Data entries for graphics
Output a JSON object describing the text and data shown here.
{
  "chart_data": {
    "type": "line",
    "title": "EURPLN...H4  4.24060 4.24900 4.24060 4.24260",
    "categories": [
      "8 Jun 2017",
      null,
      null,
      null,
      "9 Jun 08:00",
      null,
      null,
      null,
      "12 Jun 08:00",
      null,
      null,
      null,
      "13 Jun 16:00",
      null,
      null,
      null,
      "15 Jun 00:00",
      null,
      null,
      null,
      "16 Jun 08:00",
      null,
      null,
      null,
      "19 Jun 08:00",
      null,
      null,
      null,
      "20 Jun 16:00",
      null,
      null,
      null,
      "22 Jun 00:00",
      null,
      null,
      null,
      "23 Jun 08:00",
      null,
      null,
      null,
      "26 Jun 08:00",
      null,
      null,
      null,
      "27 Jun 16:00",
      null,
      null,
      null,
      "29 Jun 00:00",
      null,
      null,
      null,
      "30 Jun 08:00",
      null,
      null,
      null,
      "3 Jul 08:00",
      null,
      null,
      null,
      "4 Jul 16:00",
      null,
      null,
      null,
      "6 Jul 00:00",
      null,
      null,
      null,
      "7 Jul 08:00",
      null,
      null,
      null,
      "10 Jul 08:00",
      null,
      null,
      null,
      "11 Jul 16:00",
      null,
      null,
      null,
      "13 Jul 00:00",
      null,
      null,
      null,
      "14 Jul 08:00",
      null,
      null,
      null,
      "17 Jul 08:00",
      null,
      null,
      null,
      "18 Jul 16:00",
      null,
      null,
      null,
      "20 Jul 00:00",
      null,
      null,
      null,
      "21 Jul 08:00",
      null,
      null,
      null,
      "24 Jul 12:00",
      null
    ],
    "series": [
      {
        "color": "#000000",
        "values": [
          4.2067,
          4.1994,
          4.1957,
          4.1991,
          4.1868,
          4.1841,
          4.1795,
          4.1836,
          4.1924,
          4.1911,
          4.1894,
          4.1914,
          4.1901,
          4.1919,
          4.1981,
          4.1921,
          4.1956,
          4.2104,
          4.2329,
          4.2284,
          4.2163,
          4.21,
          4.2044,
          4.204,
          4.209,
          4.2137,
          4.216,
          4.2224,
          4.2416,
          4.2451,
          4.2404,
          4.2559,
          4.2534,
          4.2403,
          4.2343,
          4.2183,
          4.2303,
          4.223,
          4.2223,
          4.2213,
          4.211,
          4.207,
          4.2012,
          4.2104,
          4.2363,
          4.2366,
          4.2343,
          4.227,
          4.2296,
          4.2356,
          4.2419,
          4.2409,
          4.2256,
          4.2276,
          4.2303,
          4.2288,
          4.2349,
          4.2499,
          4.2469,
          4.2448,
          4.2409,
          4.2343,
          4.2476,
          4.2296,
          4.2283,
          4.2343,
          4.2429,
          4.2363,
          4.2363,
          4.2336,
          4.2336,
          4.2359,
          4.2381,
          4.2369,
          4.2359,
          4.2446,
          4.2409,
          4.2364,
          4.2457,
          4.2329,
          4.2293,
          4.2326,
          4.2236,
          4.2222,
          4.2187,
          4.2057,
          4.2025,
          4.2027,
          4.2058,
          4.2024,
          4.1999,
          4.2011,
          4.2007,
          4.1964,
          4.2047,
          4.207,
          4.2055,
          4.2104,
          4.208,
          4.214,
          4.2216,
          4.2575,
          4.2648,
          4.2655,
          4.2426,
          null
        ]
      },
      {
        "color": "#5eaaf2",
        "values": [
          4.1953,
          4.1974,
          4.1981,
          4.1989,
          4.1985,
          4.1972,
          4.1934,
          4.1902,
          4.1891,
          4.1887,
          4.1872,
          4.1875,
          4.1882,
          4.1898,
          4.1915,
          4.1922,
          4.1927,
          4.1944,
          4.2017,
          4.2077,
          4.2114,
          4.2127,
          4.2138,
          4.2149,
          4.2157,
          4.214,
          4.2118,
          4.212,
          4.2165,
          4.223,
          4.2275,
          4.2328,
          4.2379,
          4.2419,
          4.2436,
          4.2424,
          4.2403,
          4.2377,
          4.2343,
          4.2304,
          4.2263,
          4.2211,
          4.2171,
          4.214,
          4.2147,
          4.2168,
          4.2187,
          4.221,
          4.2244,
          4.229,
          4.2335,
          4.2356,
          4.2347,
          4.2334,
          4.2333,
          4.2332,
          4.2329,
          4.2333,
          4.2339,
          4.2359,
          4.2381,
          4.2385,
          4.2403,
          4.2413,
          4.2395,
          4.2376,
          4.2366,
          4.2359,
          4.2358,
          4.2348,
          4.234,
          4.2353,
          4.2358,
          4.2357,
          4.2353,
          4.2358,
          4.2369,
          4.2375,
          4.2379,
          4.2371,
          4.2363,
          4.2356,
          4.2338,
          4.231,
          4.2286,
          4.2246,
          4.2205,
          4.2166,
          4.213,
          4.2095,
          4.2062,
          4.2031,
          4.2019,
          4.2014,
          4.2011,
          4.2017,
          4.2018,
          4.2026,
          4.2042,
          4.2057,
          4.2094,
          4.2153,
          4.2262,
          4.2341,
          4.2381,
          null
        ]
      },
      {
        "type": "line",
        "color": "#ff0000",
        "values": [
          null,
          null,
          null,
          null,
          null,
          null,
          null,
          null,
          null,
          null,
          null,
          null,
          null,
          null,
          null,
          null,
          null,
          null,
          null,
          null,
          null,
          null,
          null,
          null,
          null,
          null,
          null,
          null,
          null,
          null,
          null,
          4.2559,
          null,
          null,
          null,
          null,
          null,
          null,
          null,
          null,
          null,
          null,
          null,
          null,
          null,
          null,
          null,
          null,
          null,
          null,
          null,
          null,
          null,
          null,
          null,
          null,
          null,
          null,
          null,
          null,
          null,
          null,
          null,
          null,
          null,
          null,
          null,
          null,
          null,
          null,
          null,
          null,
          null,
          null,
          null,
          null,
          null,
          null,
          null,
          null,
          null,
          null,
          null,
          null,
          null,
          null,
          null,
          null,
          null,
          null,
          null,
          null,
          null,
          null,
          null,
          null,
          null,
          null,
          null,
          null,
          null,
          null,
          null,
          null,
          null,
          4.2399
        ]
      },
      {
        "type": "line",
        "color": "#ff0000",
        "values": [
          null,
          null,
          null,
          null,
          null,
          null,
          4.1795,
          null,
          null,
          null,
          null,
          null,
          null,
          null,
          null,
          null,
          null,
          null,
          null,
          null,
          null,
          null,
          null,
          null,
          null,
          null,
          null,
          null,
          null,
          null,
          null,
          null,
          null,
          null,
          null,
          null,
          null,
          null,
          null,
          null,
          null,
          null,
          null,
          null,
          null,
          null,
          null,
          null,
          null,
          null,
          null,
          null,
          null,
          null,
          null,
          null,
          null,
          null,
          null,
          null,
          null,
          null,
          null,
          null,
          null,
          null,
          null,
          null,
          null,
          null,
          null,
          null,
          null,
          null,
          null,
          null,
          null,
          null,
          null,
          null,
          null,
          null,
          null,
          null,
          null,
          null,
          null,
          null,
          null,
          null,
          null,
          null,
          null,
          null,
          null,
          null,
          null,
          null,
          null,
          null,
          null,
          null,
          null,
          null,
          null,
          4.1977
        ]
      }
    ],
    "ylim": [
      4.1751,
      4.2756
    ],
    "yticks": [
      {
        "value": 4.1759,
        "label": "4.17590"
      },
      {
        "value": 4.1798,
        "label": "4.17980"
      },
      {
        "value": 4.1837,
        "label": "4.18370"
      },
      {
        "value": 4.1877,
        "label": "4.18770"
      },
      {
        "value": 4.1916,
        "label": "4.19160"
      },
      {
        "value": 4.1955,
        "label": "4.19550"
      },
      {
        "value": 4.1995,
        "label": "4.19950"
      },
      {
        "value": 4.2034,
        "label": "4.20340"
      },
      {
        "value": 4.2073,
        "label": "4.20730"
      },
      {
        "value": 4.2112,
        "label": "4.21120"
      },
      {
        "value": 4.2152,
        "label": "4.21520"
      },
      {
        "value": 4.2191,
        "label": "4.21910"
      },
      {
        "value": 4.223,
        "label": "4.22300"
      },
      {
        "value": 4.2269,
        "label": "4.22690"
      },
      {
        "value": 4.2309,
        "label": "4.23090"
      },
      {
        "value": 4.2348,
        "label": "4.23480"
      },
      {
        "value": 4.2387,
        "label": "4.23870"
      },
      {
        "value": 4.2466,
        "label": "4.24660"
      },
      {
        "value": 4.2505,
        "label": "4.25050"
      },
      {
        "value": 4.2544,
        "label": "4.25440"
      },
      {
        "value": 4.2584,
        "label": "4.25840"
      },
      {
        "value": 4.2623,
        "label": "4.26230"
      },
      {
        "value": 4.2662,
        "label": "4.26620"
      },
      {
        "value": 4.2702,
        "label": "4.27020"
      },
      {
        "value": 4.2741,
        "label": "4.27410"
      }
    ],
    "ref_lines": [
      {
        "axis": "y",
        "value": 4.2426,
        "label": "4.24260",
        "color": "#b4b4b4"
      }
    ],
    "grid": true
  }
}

TO DO
List every line from the entries above in which "color" appears.

TASK RESPONSE
        "color": "#000000",
        "color": "#5eaaf2",
        "color": "#ff0000",
        "color": "#ff0000",
        "color": "#b4b4b4"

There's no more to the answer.